▶ _Extracted material_:
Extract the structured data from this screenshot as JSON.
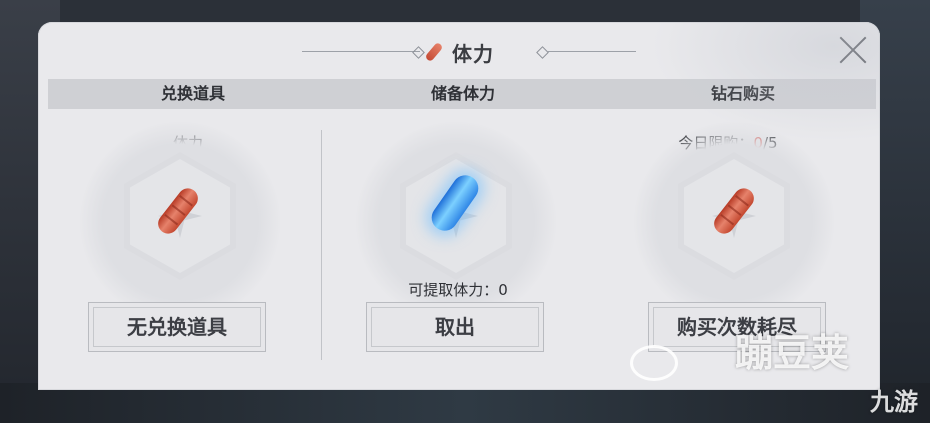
{
  "dialog": {
    "title": "体力",
    "title_icon": "sausage-icon",
    "close_icon": "close-icon"
  },
  "columns": {
    "exchange": {
      "header": "兑换道具",
      "label": "体力",
      "item_icon": "sausage-icon",
      "button": "无兑换道具"
    },
    "reserve": {
      "header": "储备体力",
      "item_icon": "blue-crystal-sausage-icon",
      "extractable_label": "可提取体力：0",
      "button": "取出"
    },
    "diamond": {
      "header": "钻石购买",
      "limit_label": "今日限购：",
      "limit_used": "0",
      "limit_total": "/5",
      "item_icon": "sausage-icon",
      "button": "购买次数耗尽"
    }
  },
  "watermark": {
    "text1": "蹦豆荚",
    "text2": "九游"
  },
  "colors": {
    "panel": "#e9e9ec",
    "header_bar": "#cfd0d4",
    "limit_highlight": "#d2413a"
  }
}
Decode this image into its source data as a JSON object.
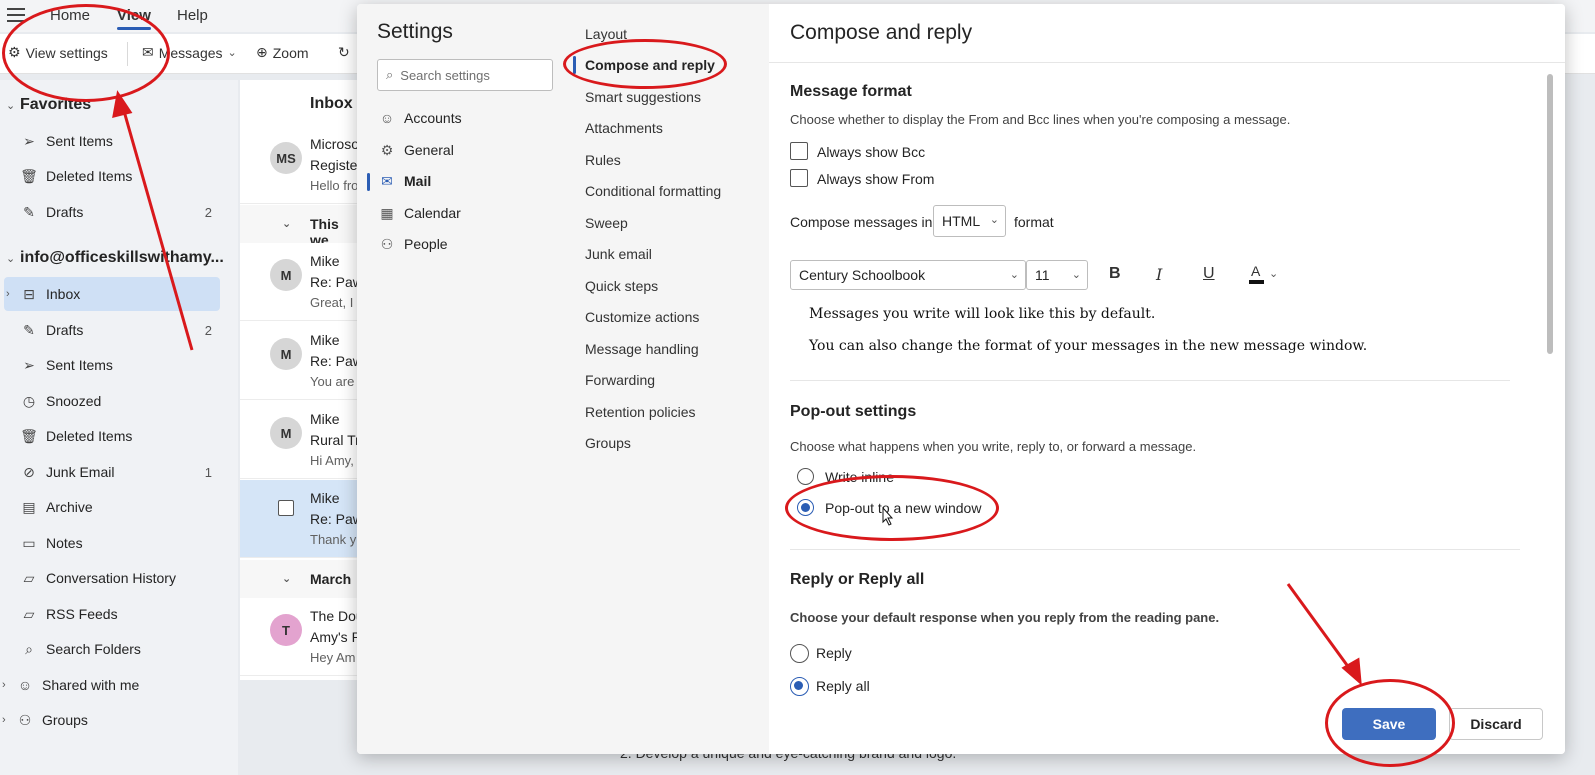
{
  "ribbon": {
    "tabs": [
      "Home",
      "View",
      "Help"
    ],
    "toolbar": {
      "view_settings": "View settings",
      "messages": "Messages",
      "zoom": "Zoom"
    }
  },
  "nav": {
    "favorites_header": "Favorites",
    "favorites": [
      {
        "label": "Sent Items",
        "icon": "send-icon",
        "count": ""
      },
      {
        "label": "Deleted Items",
        "icon": "trash-icon",
        "count": ""
      },
      {
        "label": "Drafts",
        "icon": "pencil-icon",
        "count": "2"
      }
    ],
    "account": "info@officeskillswithamy...",
    "folders": [
      {
        "label": "Inbox",
        "icon": "inbox-icon",
        "count": ""
      },
      {
        "label": "Drafts",
        "icon": "pencil-icon",
        "count": "2"
      },
      {
        "label": "Sent Items",
        "icon": "send-icon",
        "count": ""
      },
      {
        "label": "Snoozed",
        "icon": "clock-icon",
        "count": ""
      },
      {
        "label": "Deleted Items",
        "icon": "trash-icon",
        "count": ""
      },
      {
        "label": "Junk Email",
        "icon": "junk-icon",
        "count": "1"
      },
      {
        "label": "Archive",
        "icon": "archive-icon",
        "count": ""
      },
      {
        "label": "Notes",
        "icon": "note-icon",
        "count": ""
      },
      {
        "label": "Conversation History",
        "icon": "folder-icon",
        "count": ""
      },
      {
        "label": "RSS Feeds",
        "icon": "folder-icon",
        "count": ""
      },
      {
        "label": "Search Folders",
        "icon": "search-folder-icon",
        "count": ""
      },
      {
        "label": "Shared with me",
        "icon": "person-icon",
        "count": ""
      },
      {
        "label": "Groups",
        "icon": "groups-icon",
        "count": ""
      }
    ]
  },
  "message_list": {
    "header": "Inbox",
    "groups": [
      "This we",
      "March"
    ],
    "messages": [
      {
        "initials": "MS",
        "from": "Microso",
        "subject": "Register",
        "preview": "Hello fro",
        "avatar_color": "#d6d6d6"
      },
      {
        "initials": "M",
        "from": "Mike",
        "subject": "Re: Paw",
        "preview": "Great, I",
        "avatar_color": "#d6d6d6"
      },
      {
        "initials": "M",
        "from": "Mike",
        "subject": "Re: Paw",
        "preview": "You are",
        "avatar_color": "#d6d6d6"
      },
      {
        "initials": "M",
        "from": "Mike",
        "subject": "Rural Tra",
        "preview": "Hi Amy,",
        "avatar_color": "#d6d6d6"
      },
      {
        "initials": "",
        "from": "Mike",
        "subject": "Re: Paw",
        "preview": "Thank y",
        "avatar_color": "#d6d6d6"
      },
      {
        "initials": "T",
        "from": "The Dou",
        "subject": "Amy's P",
        "preview": "Hey Am",
        "avatar_color": "#e3a3cf"
      }
    ]
  },
  "settings": {
    "title": "Settings",
    "search_placeholder": "Search settings",
    "categories": [
      "Accounts",
      "General",
      "Mail",
      "Calendar",
      "People"
    ],
    "active_category": "Mail",
    "subcategories": [
      "Layout",
      "Compose and reply",
      "Smart suggestions",
      "Attachments",
      "Rules",
      "Conditional formatting",
      "Sweep",
      "Junk email",
      "Quick steps",
      "Customize actions",
      "Message handling",
      "Forwarding",
      "Retention policies",
      "Groups"
    ],
    "active_subcategory": "Compose and reply",
    "panel": {
      "title": "Compose and reply",
      "message_format": {
        "heading": "Message format",
        "description": "Choose whether to display the From and Bcc lines when you're composing a message.",
        "always_show_bcc": "Always show Bcc",
        "always_show_from": "Always show From",
        "compose_in_label": "Compose messages in",
        "compose_in_value": "HTML",
        "format_suffix": "format",
        "font_name": "Century Schoolbook",
        "font_size": "11",
        "preview_line1": "Messages you write will look like this by default.",
        "preview_line2": "You can also change the format of your messages in the new message window."
      },
      "popout": {
        "heading": "Pop-out settings",
        "description": "Choose what happens when you write, reply to, or forward a message.",
        "options": [
          "Write inline",
          "Pop-out to a new window"
        ],
        "selected": "Pop-out to a new window"
      },
      "reply": {
        "heading": "Reply or Reply all",
        "description": "Choose your default response when you reply from the reading pane.",
        "options": [
          "Reply",
          "Reply all"
        ],
        "selected": "Reply all"
      },
      "save_label": "Save",
      "discard_label": "Discard"
    }
  },
  "background_text": "2. Develop a unique and eye-catching brand and logo.",
  "colors": {
    "accent": "#2b5db4",
    "annotation": "#d9191c",
    "save_button": "#3e6ebf"
  }
}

▶ _What you will do_:
Leave out the pictures and retype every line above exactly.

▶ _Written response_:
Extract the structured data from this screenshot as JSON.
{
  "dialog": {
    "title": "体力",
    "title_icon": "sausage-icon",
    "close_icon": "close-icon"
  },
  "columns": {
    "exchange": {
      "header": "兑换道具",
      "label": "体力",
      "item_icon": "sausage-icon",
      "button": "无兑换道具"
    },
    "reserve": {
      "header": "储备体力",
      "item_icon": "blue-crystal-sausage-icon",
      "extractable_label": "可提取体力：0",
      "button": "取出"
    },
    "diamond": {
      "header": "钻石购买",
      "limit_label": "今日限购：",
      "limit_used": "0",
      "limit_total": "/5",
      "item_icon": "sausage-icon",
      "button": "购买次数耗尽"
    }
  },
  "watermark": {
    "text1": "蹦豆荚",
    "text2": "九游"
  },
  "colors": {
    "panel": "#e9e9ec",
    "header_bar": "#cfd0d4",
    "limit_highlight": "#d2413a"
  }
}
Decode this image into its source data as a JSON object.
{
  "ribbon": {
    "tabs": [
      "Home",
      "View",
      "Help"
    ],
    "toolbar": {
      "view_settings": "View settings",
      "messages": "Messages",
      "zoom": "Zoom"
    }
  },
  "nav": {
    "favorites_header": "Favorites",
    "favorites": [
      {
        "label": "Sent Items",
        "icon": "send-icon",
        "count": ""
      },
      {
        "label": "Deleted Items",
        "icon": "trash-icon",
        "count": ""
      },
      {
        "label": "Drafts",
        "icon": "pencil-icon",
        "count": "2"
      }
    ],
    "account": "info@officeskillswithamy...",
    "folders": [
      {
        "label": "Inbox",
        "icon": "inbox-icon",
        "count": ""
      },
      {
        "label": "Drafts",
        "icon": "pencil-icon",
        "count": "2"
      },
      {
        "label": "Sent Items",
        "icon": "send-icon",
        "count": ""
      },
      {
        "label": "Snoozed",
        "icon": "clock-icon",
        "count": ""
      },
      {
        "label": "Deleted Items",
        "icon": "trash-icon",
        "count": ""
      },
      {
        "label": "Junk Email",
        "icon": "junk-icon",
        "count": "1"
      },
      {
        "label": "Archive",
        "icon": "archive-icon",
        "count": ""
      },
      {
        "label": "Notes",
        "icon": "note-icon",
        "count": ""
      },
      {
        "label": "Conversation History",
        "icon": "folder-icon",
        "count": ""
      },
      {
        "label": "RSS Feeds",
        "icon": "folder-icon",
        "count": ""
      },
      {
        "label": "Search Folders",
        "icon": "search-folder-icon",
        "count": ""
      },
      {
        "label": "Shared with me",
        "icon": "person-icon",
        "count": ""
      },
      {
        "label": "Groups",
        "icon": "groups-icon",
        "count": ""
      }
    ]
  },
  "message_list": {
    "header": "Inbox",
    "groups": [
      "This we",
      "March"
    ],
    "messages": [
      {
        "initials": "MS",
        "from": "Microso",
        "subject": "Register",
        "preview": "Hello fro",
        "avatar_color": "#d6d6d6"
      },
      {
        "initials": "M",
        "from": "Mike",
        "subject": "Re: Paw",
        "preview": "Great, I",
        "avatar_color": "#d6d6d6"
      },
      {
        "initials": "M",
        "from": "Mike",
        "subject": "Re: Paw",
        "preview": "You are",
        "avatar_color": "#d6d6d6"
      },
      {
        "initials": "M",
        "from": "Mike",
        "subject": "Rural Tra",
        "preview": "Hi Amy,",
        "avatar_color": "#d6d6d6"
      },
      {
        "initials": "",
        "from": "Mike",
        "subject": "Re: Paw",
        "preview": "Thank y",
        "avatar_color": "#d6d6d6"
      },
      {
        "initials": "T",
        "from": "The Dou",
        "subject": "Amy's P",
        "preview": "Hey Am",
        "avatar_color": "#e3a3cf"
      }
    ]
  },
  "settings": {
    "title": "Settings",
    "search_placeholder": "Search settings",
    "categories": [
      "Accounts",
      "General",
      "Mail",
      "Calendar",
      "People"
    ],
    "active_category": "Mail",
    "subcategories": [
      "Layout",
      "Compose and reply",
      "Smart suggestions",
      "Attachments",
      "Rules",
      "Conditional formatting",
      "Sweep",
      "Junk email",
      "Quick steps",
      "Customize actions",
      "Message handling",
      "Forwarding",
      "Retention policies",
      "Groups"
    ],
    "active_subcategory": "Compose and reply",
    "panel": {
      "title": "Compose and reply",
      "message_format": {
        "heading": "Message format",
        "description": "Choose whether to display the From and Bcc lines when you're composing a message.",
        "always_show_bcc": "Always show Bcc",
        "always_show_from": "Always show From",
        "compose_in_label": "Compose messages in",
        "compose_in_value": "HTML",
        "format_suffix": "format",
        "font_name": "Century Schoolbook",
        "font_size": "11",
        "preview_line1": "Messages you write will look like this by default.",
        "preview_line2": "You can also change the format of your messages in the new message window."
      },
      "popout": {
        "heading": "Pop-out settings",
        "description": "Choose what happens when you write, reply to, or forward a message.",
        "options": [
          "Write inline",
          "Pop-out to a new window"
        ],
        "selected": "Pop-out to a new window"
      },
      "reply": {
        "heading": "Reply or Reply all",
        "description": "Choose your default response when you reply from the reading pane.",
        "options": [
          "Reply",
          "Reply all"
        ],
        "selected": "Reply all"
      },
      "save_label": "Save",
      "discard_label": "Discard"
    }
  },
  "background_text": "2. Develop a unique and eye-catching brand and logo.",
  "colors": {
    "accent": "#2b5db4",
    "annotation": "#d9191c",
    "save_button": "#3e6ebf"
  }
}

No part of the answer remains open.